**WHAT YOU NEED TO DO**
Restate, word for word, every line of the data.

**RECORDS SUPPLIED**
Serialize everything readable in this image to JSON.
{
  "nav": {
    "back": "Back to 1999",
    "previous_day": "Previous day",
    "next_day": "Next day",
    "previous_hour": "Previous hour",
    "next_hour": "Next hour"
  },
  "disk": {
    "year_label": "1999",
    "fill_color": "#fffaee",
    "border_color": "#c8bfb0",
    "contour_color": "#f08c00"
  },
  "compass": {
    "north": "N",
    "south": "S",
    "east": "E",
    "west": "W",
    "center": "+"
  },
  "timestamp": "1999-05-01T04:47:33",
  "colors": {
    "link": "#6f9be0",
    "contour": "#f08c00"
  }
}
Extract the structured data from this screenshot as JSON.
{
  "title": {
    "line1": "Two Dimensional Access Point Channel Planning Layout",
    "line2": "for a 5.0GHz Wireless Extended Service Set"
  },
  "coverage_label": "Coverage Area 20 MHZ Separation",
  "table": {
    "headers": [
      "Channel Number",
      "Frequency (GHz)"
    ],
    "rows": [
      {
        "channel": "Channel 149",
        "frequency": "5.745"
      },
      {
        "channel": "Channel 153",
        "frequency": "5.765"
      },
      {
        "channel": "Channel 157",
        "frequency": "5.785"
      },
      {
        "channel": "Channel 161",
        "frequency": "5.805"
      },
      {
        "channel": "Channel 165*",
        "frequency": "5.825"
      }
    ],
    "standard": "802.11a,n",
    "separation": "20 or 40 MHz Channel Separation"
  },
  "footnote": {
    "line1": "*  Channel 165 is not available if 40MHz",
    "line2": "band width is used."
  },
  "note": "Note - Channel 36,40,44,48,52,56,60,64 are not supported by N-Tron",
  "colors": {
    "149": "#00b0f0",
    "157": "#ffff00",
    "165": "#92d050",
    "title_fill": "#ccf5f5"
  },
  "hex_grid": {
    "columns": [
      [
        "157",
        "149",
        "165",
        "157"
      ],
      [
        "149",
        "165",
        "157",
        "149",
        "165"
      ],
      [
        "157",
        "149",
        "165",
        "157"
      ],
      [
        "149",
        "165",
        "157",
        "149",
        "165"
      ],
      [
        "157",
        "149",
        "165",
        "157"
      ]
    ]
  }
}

**RESULT OF THE EXERCISE**
Serialize everything readable in this image to JSON.
{
  "nav": {
    "back": "Back to 1999",
    "previous_day": "Previous day",
    "next_day": "Next day",
    "previous_hour": "Previous hour",
    "next_hour": "Next hour"
  },
  "disk": {
    "year_label": "1999",
    "fill_color": "#fffaee",
    "border_color": "#c8bfb0",
    "contour_color": "#f08c00"
  },
  "compass": {
    "north": "N",
    "south": "S",
    "east": "E",
    "west": "W",
    "center": "+"
  },
  "timestamp": "1999-05-01T04:47:33",
  "colors": {
    "link": "#6f9be0",
    "contour": "#f08c00"
  }
}
Extract the structured data from this screenshot as JSON.
{
  "title": {
    "line1": "Two Dimensional Access Point Channel Planning Layout",
    "line2": "for a 5.0GHz Wireless Extended Service Set"
  },
  "coverage_label": "Coverage Area 20 MHZ Separation",
  "table": {
    "headers": [
      "Channel Number",
      "Frequency (GHz)"
    ],
    "rows": [
      {
        "channel": "Channel 149",
        "frequency": "5.745"
      },
      {
        "channel": "Channel 153",
        "frequency": "5.765"
      },
      {
        "channel": "Channel 157",
        "frequency": "5.785"
      },
      {
        "channel": "Channel 161",
        "frequency": "5.805"
      },
      {
        "channel": "Channel 165*",
        "frequency": "5.825"
      }
    ],
    "standard": "802.11a,n",
    "separation": "20 or 40 MHz Channel Separation"
  },
  "footnote": {
    "line1": "*  Channel 165 is not available if 40MHz",
    "line2": "band width is used."
  },
  "note": "Note - Channel 36,40,44,48,52,56,60,64 are not supported by N-Tron",
  "colors": {
    "149": "#00b0f0",
    "157": "#ffff00",
    "165": "#92d050",
    "title_fill": "#ccf5f5"
  },
  "hex_grid": {
    "columns": [
      [
        "157",
        "149",
        "165",
        "157"
      ],
      [
        "149",
        "165",
        "157",
        "149",
        "165"
      ],
      [
        "157",
        "149",
        "165",
        "157"
      ],
      [
        "149",
        "165",
        "157",
        "149",
        "165"
      ],
      [
        "157",
        "149",
        "165",
        "157"
      ]
    ]
  }
}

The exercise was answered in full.